SET EXERCISE:
Return all of the data exactly, with nothing left out but the pictures.

Stored records:
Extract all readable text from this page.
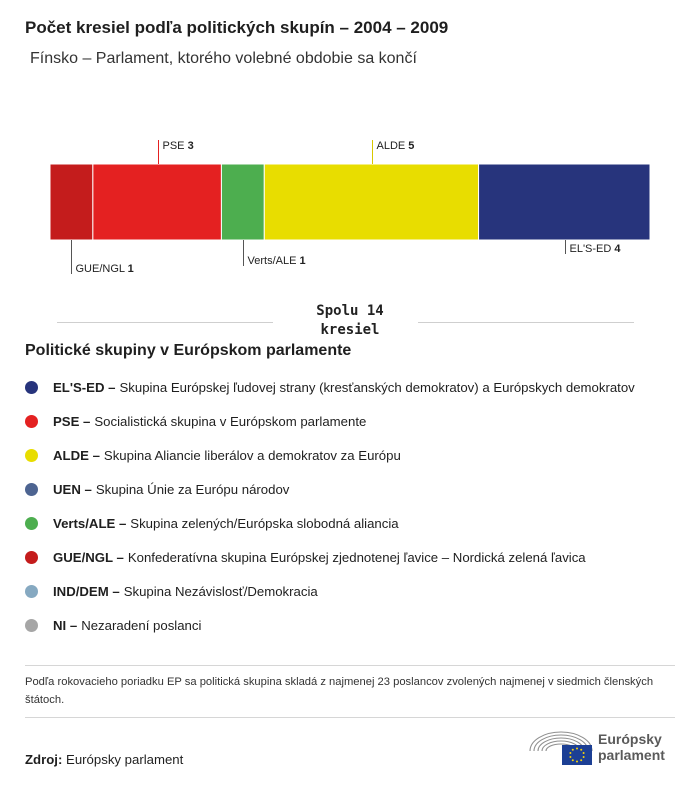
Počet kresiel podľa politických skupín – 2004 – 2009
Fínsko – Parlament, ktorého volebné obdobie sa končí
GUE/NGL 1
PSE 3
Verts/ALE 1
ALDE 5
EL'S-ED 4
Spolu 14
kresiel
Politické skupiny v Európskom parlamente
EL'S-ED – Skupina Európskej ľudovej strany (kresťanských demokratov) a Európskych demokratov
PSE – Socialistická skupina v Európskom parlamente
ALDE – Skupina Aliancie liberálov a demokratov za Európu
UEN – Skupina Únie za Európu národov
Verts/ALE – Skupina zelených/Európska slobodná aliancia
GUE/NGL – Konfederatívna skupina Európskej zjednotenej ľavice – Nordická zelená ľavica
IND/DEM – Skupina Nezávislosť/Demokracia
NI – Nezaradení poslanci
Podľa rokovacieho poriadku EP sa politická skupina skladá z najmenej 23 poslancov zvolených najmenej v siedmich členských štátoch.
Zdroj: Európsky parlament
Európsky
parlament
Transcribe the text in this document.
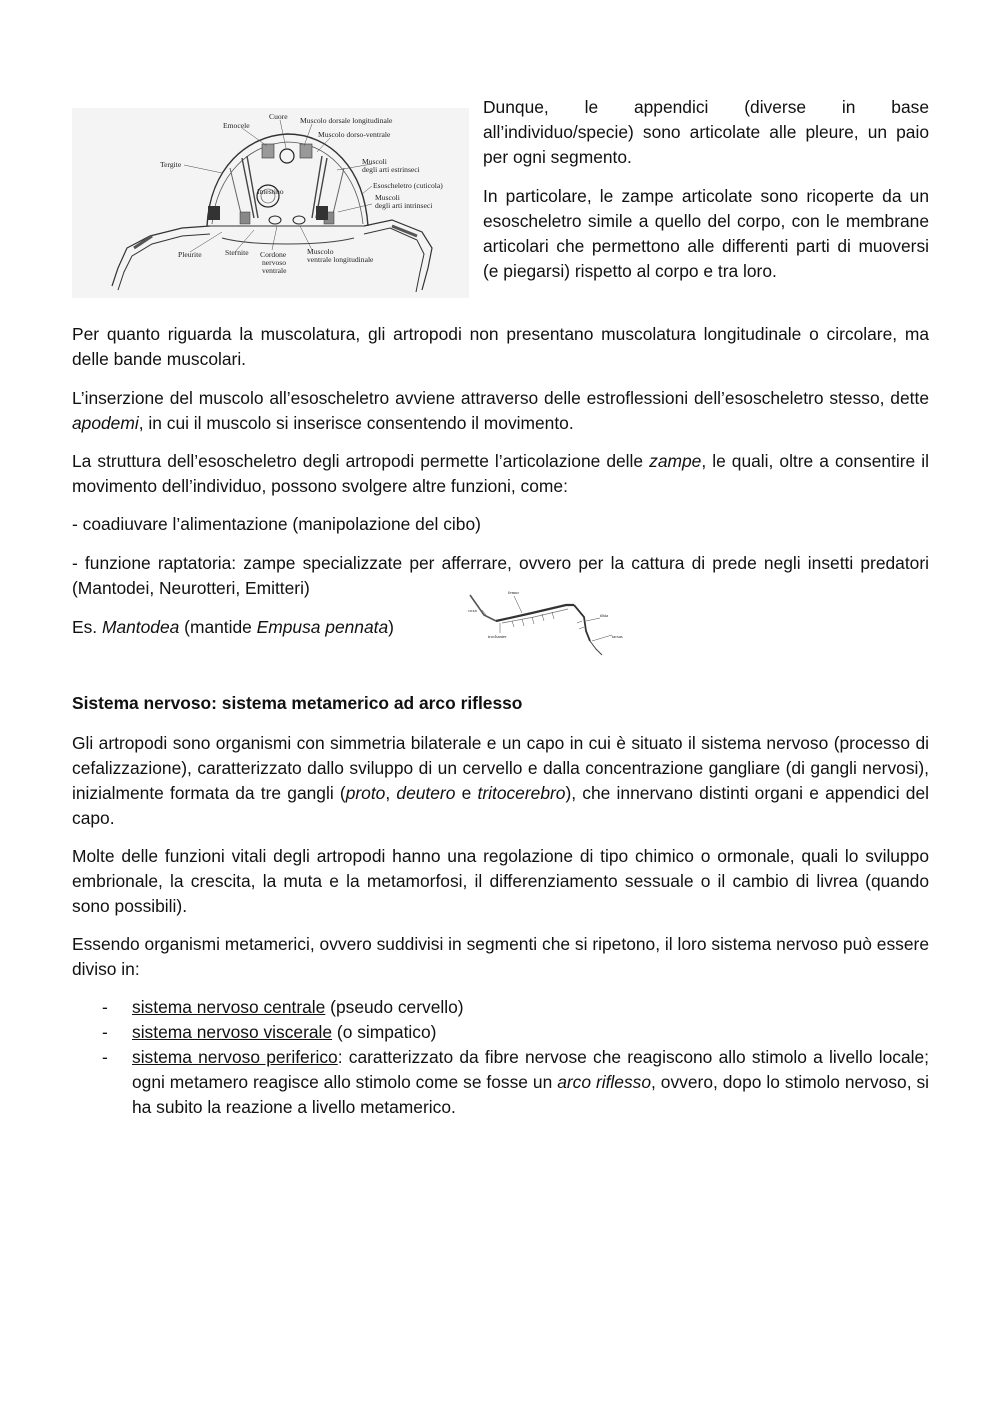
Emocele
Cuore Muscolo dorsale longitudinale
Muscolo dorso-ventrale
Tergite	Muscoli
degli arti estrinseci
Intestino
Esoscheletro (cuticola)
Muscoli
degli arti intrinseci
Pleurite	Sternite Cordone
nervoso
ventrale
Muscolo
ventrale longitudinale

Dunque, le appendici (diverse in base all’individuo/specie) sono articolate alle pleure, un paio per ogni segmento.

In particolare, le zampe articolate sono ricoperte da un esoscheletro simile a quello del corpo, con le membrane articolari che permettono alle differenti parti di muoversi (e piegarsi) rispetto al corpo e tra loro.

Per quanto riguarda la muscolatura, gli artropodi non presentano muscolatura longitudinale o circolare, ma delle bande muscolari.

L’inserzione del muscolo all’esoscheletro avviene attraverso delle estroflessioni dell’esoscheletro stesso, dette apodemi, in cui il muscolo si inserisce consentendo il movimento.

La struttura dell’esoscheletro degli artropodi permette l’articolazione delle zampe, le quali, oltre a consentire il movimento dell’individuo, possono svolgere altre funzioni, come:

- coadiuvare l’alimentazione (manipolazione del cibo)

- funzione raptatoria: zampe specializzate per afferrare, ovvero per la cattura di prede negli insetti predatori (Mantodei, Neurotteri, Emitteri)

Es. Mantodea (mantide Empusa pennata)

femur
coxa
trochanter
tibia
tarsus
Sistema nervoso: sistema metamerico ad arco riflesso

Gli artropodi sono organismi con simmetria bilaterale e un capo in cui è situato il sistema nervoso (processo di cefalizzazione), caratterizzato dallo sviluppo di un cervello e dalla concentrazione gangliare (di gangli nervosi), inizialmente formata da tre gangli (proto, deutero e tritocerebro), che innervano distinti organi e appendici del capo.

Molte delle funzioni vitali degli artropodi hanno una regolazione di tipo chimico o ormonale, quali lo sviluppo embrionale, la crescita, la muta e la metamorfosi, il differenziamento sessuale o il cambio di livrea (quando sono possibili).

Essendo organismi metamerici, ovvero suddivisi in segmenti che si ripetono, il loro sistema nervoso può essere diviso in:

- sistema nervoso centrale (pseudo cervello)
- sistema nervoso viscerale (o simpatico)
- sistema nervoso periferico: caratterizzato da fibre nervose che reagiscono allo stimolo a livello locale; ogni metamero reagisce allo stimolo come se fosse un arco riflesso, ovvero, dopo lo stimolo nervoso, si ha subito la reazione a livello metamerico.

RESULT OF THE EXERCISE:
Extract all readable text from this page.
Počet kresiel podľa politických skupín – 2004 – 2009
Fínsko – Parlament, ktorého volebné obdobie sa končí
GUE/NGL 1
PSE 3
Verts/ALE 1
ALDE 5
EL'S-ED 4
Spolu 14
kresiel
Politické skupiny v Európskom parlamente
EL'S-ED – Skupina Európskej ľudovej strany (kresťanských demokratov) a Európskych demokratov
PSE – Socialistická skupina v Európskom parlamente
ALDE – Skupina Aliancie liberálov a demokratov za Európu
UEN – Skupina Únie za Európu národov
Verts/ALE – Skupina zelených/Európska slobodná aliancia
GUE/NGL – Konfederatívna skupina Európskej zjednotenej ľavice – Nordická zelená ľavica
IND/DEM – Skupina Nezávislosť/Demokracia
NI – Nezaradení poslanci
Podľa rokovacieho poriadku EP sa politická skupina skladá z najmenej 23 poslancov zvolených najmenej v siedmich členských štátoch.
Zdroj: Európsky parlament
Európsky
parlament
Transcribe the text in this document.
Emocele
Cuore Muscolo dorsale longitudinale
Muscolo dorso-ventrale
Tergite	Muscoli
degli arti estrinseci
Intestino
Esoscheletro (cuticola)
Muscoli
degli arti intrinseci
Pleurite	Sternite Cordone
nervoso
ventrale
Muscolo
ventrale longitudinale

Dunque, le appendici (diverse in base all’individuo/specie) sono articolate alle pleure, un paio per ogni segmento.

In particolare, le zampe articolate sono ricoperte da un esoscheletro simile a quello del corpo, con le membrane articolari che permettono alle differenti parti di muoversi (e piegarsi) rispetto al corpo e tra loro.

Per quanto riguarda la muscolatura, gli artropodi non presentano muscolatura longitudinale o circolare, ma delle bande muscolari.

L’inserzione del muscolo all’esoscheletro avviene attraverso delle estroflessioni dell’esoscheletro stesso, dette apodemi, in cui il muscolo si inserisce consentendo il movimento.

La struttura dell’esoscheletro degli artropodi permette l’articolazione delle zampe, le quali, oltre a consentire il movimento dell’individuo, possono svolgere altre funzioni, come:

- coadiuvare l’alimentazione (manipolazione del cibo)

- funzione raptatoria: zampe specializzate per afferrare, ovvero per la cattura di prede negli insetti predatori (Mantodei, Neurotteri, Emitteri)

Es. Mantodea (mantide Empusa pennata)

femur
coxa
trochanter
tibia
tarsus
Sistema nervoso: sistema metamerico ad arco riflesso

Gli artropodi sono organismi con simmetria bilaterale e un capo in cui è situato il sistema nervoso (processo di cefalizzazione), caratterizzato dallo sviluppo di un cervello e dalla concentrazione gangliare (di gangli nervosi), inizialmente formata da tre gangli (proto, deutero e tritocerebro), che innervano distinti organi e appendici del capo.

Molte delle funzioni vitali degli artropodi hanno una regolazione di tipo chimico o ormonale, quali lo sviluppo embrionale, la crescita, la muta e la metamorfosi, il differenziamento sessuale o il cambio di livrea (quando sono possibili).

Essendo organismi metamerici, ovvero suddivisi in segmenti che si ripetono, il loro sistema nervoso può essere diviso in:

- sistema nervoso centrale (pseudo cervello)
- sistema nervoso viscerale (o simpatico)
- sistema nervoso periferico: caratterizzato da fibre nervose che reagiscono allo stimolo a livello locale; ogni metamero reagisce allo stimolo come se fosse un arco riflesso, ovvero, dopo lo stimolo nervoso, si ha subito la reazione a livello metamerico.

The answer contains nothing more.